- **ITEMS**:
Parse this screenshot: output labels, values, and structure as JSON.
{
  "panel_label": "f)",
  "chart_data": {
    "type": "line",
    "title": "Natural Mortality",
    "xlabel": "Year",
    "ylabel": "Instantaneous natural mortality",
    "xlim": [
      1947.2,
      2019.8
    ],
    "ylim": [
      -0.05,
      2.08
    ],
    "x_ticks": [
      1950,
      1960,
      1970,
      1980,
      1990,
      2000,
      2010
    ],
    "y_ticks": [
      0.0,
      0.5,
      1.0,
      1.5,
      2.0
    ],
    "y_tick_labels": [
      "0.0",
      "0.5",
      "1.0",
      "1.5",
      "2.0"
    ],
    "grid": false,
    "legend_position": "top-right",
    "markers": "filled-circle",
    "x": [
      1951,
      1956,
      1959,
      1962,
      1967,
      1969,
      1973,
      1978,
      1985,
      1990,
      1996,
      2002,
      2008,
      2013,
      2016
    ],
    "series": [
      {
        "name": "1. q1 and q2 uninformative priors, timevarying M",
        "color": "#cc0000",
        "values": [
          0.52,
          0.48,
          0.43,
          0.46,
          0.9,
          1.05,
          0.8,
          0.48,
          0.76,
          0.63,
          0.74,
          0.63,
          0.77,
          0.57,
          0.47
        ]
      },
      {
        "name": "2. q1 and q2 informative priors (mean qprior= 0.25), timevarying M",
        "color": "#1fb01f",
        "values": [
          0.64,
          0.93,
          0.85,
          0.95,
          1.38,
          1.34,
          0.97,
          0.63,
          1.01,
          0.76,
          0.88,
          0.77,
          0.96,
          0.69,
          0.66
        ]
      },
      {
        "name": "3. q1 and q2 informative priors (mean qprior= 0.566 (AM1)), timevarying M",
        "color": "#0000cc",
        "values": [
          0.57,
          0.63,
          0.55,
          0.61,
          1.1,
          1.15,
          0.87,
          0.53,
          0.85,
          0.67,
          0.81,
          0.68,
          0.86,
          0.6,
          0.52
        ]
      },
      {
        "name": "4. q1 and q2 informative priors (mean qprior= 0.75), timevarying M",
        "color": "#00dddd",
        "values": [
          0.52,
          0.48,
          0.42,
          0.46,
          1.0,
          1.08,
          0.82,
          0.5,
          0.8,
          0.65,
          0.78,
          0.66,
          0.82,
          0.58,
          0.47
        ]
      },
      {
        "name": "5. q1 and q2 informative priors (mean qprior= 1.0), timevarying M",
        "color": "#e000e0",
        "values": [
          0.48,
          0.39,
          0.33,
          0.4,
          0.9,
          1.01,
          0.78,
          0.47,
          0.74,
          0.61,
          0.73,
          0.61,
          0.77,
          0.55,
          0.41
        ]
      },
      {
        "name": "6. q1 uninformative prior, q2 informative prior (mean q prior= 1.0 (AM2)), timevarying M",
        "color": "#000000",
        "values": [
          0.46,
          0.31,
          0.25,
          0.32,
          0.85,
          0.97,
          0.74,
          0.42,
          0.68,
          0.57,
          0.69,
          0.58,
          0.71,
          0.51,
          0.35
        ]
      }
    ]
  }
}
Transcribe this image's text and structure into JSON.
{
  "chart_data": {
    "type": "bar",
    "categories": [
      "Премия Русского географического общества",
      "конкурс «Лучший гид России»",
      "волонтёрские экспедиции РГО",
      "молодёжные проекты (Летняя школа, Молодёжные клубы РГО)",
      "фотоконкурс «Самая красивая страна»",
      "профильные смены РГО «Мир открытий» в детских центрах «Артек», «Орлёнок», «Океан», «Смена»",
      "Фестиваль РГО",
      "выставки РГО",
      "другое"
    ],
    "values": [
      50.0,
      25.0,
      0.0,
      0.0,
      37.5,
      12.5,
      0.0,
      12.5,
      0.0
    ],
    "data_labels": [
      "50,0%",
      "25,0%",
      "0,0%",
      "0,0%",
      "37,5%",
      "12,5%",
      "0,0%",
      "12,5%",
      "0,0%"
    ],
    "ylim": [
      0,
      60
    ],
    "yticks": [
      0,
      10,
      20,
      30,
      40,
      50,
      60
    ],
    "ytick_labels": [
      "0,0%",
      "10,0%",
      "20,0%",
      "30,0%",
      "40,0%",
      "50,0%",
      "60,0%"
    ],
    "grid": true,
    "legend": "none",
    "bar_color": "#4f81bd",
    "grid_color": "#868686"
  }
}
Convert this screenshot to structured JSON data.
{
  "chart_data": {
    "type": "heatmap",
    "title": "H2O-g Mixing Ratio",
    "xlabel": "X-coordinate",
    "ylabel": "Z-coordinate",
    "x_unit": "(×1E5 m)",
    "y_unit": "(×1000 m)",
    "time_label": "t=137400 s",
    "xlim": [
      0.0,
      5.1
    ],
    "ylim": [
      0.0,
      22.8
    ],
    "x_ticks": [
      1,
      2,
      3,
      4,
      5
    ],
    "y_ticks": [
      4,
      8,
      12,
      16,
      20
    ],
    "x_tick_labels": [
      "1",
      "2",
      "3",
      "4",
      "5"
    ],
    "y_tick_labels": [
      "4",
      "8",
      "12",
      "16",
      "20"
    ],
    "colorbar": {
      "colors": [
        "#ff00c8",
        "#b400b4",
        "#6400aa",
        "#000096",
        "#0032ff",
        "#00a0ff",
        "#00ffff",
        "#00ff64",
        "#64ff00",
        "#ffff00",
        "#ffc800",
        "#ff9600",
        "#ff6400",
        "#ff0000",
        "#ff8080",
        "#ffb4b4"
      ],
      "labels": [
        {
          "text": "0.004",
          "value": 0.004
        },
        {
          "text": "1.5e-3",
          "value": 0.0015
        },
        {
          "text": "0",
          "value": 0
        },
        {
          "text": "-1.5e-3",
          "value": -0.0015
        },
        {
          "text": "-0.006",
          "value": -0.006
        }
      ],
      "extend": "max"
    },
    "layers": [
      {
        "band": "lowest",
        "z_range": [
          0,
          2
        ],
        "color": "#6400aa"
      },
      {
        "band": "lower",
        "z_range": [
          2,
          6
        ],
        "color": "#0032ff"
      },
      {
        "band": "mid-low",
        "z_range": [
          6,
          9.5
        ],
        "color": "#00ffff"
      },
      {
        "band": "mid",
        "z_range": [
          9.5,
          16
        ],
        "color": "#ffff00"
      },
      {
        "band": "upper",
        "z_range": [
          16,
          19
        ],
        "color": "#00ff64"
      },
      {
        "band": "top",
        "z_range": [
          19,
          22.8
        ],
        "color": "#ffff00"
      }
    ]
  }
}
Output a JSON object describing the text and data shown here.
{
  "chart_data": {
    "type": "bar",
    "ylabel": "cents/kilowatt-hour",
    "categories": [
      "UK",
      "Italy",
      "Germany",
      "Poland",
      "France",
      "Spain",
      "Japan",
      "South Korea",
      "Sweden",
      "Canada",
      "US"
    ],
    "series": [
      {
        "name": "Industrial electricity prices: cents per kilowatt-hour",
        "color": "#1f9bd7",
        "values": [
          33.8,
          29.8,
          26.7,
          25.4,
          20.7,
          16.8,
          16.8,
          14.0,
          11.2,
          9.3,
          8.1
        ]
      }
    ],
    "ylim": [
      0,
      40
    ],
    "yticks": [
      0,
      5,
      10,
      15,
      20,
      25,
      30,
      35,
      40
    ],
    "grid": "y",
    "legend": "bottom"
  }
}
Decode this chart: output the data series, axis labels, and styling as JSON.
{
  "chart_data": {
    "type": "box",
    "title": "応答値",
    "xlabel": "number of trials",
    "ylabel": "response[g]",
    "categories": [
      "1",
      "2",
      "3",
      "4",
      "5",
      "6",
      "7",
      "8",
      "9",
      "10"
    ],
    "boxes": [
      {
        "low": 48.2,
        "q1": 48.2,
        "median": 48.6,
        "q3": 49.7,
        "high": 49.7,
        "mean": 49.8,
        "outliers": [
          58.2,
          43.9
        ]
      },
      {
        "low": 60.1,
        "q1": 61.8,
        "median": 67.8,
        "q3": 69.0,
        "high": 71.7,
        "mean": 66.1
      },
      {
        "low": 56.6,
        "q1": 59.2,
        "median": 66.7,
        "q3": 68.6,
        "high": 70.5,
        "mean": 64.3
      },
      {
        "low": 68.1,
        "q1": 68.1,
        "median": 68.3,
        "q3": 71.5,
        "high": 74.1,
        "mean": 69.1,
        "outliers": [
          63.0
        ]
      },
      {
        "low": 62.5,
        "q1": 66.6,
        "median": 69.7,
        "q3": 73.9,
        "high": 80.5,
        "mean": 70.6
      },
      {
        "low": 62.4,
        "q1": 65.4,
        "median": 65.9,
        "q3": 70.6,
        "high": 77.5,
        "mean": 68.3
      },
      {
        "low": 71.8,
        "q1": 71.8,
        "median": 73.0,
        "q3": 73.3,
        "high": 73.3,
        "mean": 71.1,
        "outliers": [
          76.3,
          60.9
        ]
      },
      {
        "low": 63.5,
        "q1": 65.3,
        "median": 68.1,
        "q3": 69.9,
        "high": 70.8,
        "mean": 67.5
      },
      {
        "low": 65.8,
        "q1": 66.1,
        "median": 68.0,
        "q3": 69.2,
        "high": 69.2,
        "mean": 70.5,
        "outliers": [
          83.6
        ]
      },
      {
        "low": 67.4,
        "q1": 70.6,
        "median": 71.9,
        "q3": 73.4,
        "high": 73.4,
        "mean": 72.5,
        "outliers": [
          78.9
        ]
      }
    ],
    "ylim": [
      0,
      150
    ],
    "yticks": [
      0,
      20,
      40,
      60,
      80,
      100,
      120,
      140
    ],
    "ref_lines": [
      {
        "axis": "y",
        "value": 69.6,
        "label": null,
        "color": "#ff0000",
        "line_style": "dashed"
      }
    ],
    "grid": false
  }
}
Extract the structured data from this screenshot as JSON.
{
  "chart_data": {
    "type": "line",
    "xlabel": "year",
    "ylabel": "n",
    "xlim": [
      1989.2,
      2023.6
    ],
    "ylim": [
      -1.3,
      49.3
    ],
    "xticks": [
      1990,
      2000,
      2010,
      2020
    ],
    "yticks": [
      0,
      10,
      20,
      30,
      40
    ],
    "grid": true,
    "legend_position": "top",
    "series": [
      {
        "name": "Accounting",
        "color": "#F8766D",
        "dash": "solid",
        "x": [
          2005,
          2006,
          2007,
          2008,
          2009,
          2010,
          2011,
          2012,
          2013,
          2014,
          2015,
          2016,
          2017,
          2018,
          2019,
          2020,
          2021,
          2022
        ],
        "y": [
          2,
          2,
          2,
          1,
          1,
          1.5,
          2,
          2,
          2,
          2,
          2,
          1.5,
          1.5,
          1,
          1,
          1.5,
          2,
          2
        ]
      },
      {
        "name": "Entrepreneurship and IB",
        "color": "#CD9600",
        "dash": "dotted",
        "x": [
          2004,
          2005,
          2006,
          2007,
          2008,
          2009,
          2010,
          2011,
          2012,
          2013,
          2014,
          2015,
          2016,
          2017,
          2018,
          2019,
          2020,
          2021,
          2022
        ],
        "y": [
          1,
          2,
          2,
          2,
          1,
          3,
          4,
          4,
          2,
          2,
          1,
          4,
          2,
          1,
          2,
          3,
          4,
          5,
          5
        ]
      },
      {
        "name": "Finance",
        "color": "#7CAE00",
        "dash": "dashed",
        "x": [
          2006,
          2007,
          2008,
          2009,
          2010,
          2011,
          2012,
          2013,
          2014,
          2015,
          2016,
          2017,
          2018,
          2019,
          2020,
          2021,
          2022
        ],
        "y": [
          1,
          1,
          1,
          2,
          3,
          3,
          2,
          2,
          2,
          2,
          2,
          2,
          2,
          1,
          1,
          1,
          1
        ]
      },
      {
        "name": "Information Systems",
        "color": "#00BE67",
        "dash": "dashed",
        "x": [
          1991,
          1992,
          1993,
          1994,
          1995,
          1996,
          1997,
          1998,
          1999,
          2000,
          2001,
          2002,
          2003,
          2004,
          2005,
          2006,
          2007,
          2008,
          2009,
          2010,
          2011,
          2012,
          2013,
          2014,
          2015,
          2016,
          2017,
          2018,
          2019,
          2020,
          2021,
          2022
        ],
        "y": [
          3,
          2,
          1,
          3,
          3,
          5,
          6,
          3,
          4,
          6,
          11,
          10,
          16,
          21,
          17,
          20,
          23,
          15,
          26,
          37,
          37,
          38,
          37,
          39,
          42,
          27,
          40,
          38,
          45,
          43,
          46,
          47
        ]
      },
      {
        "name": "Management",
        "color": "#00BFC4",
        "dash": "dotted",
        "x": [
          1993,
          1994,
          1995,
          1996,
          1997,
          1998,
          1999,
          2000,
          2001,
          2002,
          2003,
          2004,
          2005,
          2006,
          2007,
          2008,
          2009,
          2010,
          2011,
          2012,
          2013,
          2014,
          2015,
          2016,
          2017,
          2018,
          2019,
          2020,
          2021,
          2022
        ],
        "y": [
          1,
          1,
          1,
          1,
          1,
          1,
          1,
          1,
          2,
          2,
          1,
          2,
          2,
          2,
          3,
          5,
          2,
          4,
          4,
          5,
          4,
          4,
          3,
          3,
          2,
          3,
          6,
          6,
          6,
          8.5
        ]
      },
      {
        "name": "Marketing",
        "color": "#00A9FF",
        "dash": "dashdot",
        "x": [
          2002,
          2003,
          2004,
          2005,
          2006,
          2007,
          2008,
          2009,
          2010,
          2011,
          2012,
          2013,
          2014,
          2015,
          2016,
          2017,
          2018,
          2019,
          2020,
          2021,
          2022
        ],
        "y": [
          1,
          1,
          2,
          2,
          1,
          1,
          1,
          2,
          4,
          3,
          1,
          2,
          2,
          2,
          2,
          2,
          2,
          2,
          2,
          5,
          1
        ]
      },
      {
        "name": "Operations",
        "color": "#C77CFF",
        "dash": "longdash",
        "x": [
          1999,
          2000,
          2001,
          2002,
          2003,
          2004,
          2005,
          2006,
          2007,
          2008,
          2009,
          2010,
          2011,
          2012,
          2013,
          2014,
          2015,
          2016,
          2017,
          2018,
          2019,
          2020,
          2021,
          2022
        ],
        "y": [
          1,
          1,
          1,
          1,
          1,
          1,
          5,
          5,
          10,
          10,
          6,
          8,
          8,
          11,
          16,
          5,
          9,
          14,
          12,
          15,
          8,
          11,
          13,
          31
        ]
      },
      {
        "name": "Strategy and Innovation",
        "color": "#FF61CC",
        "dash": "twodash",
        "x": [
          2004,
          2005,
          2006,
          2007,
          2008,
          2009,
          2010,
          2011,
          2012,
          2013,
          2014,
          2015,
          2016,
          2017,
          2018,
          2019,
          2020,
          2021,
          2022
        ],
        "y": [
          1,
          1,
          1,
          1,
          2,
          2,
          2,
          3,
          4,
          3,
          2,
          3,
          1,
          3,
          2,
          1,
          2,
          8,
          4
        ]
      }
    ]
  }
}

- **WHAT THE TASK REQUIRES**: Each line above that holds the string "text" should be copied and shown.

- **TASK OUTPUT**:
Transcribe this image's text and structure into JSON.
          "text": "0.004",
          "text": "1.5e-3",
          "text": "0",
          "text": "-1.5e-3",
          "text": "-0.006",
Output a JSON object describing the text and data shown here.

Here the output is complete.